Extract each line holding the word "BehAng" from the entries.

++++++

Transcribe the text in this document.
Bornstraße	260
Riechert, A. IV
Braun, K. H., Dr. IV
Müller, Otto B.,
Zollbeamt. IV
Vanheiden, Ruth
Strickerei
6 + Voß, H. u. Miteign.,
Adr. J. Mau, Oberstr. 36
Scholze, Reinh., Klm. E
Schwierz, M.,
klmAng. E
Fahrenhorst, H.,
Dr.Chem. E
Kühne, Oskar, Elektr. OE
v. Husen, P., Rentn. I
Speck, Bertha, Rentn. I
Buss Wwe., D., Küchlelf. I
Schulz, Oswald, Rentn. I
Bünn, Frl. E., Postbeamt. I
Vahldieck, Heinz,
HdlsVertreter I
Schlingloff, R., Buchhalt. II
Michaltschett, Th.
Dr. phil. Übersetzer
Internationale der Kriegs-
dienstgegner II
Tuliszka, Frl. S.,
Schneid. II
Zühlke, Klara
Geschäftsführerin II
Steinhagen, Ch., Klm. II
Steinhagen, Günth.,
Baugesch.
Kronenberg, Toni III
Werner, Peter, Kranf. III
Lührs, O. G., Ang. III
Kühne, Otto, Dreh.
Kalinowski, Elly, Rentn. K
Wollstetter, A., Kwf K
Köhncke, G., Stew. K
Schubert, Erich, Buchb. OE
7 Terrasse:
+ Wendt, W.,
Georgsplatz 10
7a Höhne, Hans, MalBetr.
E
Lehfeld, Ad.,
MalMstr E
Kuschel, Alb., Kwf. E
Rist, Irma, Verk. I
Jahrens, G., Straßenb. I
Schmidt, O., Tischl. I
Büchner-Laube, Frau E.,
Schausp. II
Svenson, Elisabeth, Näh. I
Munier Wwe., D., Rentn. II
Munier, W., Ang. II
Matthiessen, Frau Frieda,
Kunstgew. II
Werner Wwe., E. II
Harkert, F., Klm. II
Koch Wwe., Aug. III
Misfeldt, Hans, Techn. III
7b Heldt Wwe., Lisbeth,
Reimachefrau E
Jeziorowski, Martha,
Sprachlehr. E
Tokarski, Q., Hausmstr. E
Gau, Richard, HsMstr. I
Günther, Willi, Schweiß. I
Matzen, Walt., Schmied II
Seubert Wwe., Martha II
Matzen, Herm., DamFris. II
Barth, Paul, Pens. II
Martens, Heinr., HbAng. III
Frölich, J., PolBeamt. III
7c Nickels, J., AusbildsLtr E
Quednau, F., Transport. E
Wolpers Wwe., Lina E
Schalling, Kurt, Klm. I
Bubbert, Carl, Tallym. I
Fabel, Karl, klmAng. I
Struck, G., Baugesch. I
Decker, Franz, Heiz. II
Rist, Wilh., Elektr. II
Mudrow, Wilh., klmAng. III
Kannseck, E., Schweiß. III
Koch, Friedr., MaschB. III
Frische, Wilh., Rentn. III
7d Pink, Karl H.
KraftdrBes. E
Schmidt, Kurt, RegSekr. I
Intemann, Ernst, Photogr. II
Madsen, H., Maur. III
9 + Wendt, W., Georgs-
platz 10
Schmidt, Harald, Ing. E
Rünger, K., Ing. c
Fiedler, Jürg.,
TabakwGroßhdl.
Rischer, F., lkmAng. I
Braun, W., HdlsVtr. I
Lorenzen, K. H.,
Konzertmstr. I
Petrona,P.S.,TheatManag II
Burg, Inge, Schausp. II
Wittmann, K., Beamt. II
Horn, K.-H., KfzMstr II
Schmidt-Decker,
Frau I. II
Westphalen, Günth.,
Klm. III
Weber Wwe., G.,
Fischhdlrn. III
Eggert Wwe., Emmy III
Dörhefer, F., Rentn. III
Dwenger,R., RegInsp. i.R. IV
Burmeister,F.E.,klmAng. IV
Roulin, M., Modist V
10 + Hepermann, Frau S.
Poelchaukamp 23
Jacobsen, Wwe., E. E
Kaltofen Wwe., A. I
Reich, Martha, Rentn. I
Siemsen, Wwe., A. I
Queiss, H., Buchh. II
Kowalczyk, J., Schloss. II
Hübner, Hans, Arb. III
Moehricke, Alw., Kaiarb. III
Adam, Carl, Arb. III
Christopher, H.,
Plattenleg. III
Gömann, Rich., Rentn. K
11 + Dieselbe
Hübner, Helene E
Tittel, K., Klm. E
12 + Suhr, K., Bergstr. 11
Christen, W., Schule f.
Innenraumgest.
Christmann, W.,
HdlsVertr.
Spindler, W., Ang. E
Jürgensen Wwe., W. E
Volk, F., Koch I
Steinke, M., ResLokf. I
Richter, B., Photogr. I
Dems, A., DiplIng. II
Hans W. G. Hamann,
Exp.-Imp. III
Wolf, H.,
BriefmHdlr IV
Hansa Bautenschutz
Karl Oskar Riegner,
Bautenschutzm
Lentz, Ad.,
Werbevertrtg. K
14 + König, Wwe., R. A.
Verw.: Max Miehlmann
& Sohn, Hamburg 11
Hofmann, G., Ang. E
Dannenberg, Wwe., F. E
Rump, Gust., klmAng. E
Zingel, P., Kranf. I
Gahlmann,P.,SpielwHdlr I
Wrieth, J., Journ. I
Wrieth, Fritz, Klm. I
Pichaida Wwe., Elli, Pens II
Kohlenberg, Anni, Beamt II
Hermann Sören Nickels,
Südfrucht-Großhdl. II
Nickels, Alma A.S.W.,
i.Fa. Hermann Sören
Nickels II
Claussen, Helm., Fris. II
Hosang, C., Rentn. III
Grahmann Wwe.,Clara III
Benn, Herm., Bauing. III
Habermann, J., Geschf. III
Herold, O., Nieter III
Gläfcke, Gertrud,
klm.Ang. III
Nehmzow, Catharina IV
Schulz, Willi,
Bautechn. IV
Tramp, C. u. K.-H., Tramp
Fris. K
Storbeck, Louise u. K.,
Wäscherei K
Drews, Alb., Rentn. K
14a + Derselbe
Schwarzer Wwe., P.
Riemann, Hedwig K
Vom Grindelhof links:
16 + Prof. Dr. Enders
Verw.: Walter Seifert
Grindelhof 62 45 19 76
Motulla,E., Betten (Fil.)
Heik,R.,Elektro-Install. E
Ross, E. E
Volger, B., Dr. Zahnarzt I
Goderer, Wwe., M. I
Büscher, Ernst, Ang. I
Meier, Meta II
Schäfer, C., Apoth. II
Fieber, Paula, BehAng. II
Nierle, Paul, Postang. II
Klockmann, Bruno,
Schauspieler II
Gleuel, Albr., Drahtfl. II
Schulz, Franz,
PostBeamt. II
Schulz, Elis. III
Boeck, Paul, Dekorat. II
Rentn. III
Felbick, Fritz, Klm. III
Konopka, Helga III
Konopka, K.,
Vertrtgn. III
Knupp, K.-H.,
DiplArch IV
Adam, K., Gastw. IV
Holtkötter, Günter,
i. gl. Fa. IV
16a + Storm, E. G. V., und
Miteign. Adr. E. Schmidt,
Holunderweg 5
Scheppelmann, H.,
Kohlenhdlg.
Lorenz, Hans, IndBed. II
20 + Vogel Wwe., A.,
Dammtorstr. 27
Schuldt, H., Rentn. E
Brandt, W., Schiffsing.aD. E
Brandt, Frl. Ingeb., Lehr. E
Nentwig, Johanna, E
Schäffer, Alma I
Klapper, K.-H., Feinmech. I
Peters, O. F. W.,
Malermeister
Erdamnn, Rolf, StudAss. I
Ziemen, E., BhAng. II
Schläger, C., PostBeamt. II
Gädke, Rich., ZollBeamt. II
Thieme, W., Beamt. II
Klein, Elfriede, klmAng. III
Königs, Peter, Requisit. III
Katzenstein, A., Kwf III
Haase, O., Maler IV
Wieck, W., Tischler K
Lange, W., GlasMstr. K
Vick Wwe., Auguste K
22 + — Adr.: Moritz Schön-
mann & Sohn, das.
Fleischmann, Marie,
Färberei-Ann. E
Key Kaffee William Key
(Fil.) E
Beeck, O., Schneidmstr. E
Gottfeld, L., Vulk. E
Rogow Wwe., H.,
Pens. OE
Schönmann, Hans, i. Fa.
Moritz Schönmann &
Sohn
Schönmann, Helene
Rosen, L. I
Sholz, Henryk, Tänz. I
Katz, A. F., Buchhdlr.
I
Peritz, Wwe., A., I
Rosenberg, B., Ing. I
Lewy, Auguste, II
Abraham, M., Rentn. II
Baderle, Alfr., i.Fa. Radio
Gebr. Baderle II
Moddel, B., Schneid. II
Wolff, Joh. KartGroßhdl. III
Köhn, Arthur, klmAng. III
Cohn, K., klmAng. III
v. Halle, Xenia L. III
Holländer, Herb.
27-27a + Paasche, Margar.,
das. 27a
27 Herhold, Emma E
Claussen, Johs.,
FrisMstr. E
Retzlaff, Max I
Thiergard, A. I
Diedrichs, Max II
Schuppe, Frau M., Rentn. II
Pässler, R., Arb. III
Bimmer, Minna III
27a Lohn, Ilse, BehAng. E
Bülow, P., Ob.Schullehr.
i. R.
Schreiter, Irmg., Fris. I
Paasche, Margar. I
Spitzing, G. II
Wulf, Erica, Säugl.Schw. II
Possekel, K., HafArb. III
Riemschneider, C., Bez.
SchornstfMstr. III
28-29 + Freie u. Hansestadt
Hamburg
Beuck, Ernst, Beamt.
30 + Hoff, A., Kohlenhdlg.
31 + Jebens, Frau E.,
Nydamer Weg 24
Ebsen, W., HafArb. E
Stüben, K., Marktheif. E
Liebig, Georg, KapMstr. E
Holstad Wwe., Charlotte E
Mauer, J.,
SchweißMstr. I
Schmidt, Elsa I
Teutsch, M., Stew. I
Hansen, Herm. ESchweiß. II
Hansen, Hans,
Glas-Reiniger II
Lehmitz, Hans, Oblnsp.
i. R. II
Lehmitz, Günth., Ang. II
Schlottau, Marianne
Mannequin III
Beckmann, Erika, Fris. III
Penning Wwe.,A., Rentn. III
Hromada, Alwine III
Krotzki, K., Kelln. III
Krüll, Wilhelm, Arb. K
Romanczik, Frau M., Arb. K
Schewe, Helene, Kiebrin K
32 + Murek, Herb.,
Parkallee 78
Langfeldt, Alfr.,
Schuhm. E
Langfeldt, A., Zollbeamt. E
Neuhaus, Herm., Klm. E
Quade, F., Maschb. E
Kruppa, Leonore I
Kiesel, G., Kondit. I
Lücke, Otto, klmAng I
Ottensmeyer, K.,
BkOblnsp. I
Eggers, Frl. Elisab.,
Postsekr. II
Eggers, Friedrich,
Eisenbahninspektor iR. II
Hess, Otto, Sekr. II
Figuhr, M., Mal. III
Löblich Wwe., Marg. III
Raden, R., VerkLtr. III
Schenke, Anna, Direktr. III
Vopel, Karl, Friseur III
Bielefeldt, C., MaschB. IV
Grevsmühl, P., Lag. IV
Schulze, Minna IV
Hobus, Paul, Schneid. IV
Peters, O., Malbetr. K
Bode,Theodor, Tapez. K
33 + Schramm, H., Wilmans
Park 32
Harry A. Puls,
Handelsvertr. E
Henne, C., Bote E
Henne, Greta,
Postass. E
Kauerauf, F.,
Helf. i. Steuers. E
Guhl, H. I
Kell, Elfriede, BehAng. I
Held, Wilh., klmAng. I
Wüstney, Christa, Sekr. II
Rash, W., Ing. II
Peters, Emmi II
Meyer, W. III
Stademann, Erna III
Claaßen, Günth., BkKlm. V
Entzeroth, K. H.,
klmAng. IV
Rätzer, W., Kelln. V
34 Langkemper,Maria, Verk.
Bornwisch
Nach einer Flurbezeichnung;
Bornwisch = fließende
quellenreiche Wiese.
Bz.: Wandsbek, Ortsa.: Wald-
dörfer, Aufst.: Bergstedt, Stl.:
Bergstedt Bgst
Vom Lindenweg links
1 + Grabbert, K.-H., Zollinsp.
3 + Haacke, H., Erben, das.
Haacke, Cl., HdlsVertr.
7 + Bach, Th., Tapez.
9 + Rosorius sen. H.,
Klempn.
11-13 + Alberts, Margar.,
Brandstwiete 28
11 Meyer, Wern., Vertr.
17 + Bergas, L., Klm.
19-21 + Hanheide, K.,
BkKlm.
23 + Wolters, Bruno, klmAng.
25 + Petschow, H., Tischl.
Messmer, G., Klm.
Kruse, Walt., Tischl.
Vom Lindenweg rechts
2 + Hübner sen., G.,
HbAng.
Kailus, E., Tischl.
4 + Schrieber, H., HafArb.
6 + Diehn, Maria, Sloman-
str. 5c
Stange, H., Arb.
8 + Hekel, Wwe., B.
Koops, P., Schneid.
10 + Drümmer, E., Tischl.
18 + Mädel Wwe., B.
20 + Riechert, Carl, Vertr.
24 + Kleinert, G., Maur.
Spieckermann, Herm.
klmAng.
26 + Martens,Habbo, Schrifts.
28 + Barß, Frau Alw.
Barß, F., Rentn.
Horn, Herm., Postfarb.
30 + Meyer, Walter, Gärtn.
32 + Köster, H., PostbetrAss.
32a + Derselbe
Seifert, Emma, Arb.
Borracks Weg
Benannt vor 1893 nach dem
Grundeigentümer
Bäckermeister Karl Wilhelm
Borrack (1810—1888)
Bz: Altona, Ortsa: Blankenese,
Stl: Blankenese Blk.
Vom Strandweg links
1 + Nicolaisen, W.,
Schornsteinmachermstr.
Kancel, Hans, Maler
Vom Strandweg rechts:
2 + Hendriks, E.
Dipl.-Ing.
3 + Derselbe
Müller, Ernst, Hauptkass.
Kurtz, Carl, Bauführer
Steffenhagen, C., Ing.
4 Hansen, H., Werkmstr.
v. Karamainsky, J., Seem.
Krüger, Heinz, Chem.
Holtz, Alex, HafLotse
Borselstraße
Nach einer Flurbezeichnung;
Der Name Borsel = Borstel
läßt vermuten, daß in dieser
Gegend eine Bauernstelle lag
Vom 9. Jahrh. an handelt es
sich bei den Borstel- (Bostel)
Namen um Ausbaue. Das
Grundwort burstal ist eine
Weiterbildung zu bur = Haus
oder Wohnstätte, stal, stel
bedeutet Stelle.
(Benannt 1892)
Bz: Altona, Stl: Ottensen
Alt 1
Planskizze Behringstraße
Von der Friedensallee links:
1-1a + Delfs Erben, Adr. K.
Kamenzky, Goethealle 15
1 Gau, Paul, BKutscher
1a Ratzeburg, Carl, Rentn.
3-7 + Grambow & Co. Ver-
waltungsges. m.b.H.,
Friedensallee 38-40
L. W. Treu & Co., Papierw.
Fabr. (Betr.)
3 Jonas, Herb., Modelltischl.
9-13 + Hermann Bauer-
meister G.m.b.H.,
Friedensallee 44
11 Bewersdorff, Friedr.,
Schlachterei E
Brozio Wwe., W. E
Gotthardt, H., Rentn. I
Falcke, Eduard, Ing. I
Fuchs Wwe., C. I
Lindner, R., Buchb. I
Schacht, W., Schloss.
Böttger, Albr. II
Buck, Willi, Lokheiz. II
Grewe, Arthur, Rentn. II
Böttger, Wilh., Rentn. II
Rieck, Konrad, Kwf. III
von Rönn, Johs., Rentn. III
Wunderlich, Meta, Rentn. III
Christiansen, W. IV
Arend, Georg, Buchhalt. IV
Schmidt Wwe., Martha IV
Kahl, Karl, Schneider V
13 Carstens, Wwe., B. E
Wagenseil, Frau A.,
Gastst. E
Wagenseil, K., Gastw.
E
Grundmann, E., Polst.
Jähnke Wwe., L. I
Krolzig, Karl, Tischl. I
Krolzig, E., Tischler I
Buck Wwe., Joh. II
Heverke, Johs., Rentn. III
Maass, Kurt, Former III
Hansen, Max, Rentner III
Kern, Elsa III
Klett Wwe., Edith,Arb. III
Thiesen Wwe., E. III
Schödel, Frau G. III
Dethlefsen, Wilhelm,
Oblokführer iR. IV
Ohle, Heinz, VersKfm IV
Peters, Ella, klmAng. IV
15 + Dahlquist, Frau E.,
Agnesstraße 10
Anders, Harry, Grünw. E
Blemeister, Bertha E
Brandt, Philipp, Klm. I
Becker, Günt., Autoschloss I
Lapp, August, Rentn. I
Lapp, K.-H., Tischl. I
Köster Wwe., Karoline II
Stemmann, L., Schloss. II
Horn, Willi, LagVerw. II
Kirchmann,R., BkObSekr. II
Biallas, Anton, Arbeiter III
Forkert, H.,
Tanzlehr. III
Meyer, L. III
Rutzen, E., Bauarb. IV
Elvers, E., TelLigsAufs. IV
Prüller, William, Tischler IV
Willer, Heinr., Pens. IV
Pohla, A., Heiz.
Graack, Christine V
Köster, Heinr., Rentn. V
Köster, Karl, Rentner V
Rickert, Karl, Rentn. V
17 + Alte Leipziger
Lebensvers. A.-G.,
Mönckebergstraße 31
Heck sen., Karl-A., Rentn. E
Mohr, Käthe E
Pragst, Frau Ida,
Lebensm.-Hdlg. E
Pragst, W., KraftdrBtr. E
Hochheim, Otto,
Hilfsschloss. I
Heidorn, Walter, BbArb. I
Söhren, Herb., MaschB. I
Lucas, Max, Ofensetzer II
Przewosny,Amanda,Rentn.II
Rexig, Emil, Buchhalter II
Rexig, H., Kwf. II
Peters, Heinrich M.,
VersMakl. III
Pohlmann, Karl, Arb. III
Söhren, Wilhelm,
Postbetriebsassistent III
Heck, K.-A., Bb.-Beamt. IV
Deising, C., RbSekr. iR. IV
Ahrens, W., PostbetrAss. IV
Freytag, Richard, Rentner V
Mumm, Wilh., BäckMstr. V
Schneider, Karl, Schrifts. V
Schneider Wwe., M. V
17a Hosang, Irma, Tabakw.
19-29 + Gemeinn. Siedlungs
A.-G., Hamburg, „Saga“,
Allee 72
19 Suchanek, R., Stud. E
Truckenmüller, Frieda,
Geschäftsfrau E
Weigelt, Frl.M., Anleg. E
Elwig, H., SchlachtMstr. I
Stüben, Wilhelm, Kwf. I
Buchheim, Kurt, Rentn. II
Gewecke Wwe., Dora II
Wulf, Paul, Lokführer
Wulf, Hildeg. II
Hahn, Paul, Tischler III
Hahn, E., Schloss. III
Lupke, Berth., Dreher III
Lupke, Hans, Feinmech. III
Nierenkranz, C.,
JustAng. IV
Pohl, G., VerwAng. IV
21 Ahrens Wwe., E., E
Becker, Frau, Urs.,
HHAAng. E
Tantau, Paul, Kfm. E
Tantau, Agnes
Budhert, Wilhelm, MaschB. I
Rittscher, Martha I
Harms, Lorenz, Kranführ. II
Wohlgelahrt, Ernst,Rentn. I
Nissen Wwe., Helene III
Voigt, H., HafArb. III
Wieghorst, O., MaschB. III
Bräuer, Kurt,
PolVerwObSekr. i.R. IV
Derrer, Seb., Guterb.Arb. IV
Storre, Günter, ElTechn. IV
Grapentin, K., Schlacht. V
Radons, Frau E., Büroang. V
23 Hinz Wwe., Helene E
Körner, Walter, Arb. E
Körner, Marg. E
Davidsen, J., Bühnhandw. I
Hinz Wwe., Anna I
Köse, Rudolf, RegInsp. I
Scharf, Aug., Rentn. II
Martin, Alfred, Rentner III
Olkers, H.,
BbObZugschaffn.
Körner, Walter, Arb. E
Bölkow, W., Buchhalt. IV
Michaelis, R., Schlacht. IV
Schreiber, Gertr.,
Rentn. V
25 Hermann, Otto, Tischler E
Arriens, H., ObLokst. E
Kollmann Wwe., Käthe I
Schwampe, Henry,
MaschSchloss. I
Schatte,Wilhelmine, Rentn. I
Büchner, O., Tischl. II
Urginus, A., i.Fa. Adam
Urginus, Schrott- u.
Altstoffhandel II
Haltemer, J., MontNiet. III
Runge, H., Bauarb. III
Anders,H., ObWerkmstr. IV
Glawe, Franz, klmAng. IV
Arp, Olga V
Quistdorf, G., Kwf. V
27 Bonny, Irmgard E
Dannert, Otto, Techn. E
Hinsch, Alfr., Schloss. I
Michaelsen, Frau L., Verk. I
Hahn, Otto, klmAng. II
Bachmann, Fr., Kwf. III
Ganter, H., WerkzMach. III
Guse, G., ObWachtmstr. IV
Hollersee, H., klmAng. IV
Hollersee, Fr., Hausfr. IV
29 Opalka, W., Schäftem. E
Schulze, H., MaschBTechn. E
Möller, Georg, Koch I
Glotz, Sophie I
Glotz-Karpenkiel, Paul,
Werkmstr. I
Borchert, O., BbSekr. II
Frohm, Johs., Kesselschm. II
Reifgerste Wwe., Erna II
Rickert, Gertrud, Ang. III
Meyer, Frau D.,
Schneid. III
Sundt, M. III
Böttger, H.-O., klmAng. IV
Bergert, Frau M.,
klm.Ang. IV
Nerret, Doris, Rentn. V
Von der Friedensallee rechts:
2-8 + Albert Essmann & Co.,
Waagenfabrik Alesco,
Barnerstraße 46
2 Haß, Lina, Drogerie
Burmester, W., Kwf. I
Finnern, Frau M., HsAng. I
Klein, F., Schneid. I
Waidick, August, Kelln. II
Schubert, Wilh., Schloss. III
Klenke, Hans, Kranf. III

++++++

> **RESPONSE TO THE TASK**
Fieber, Paula, BehAng. II
27a Lohn, Ilse, BehAng. E
Kell, Elfriede, BehAng. I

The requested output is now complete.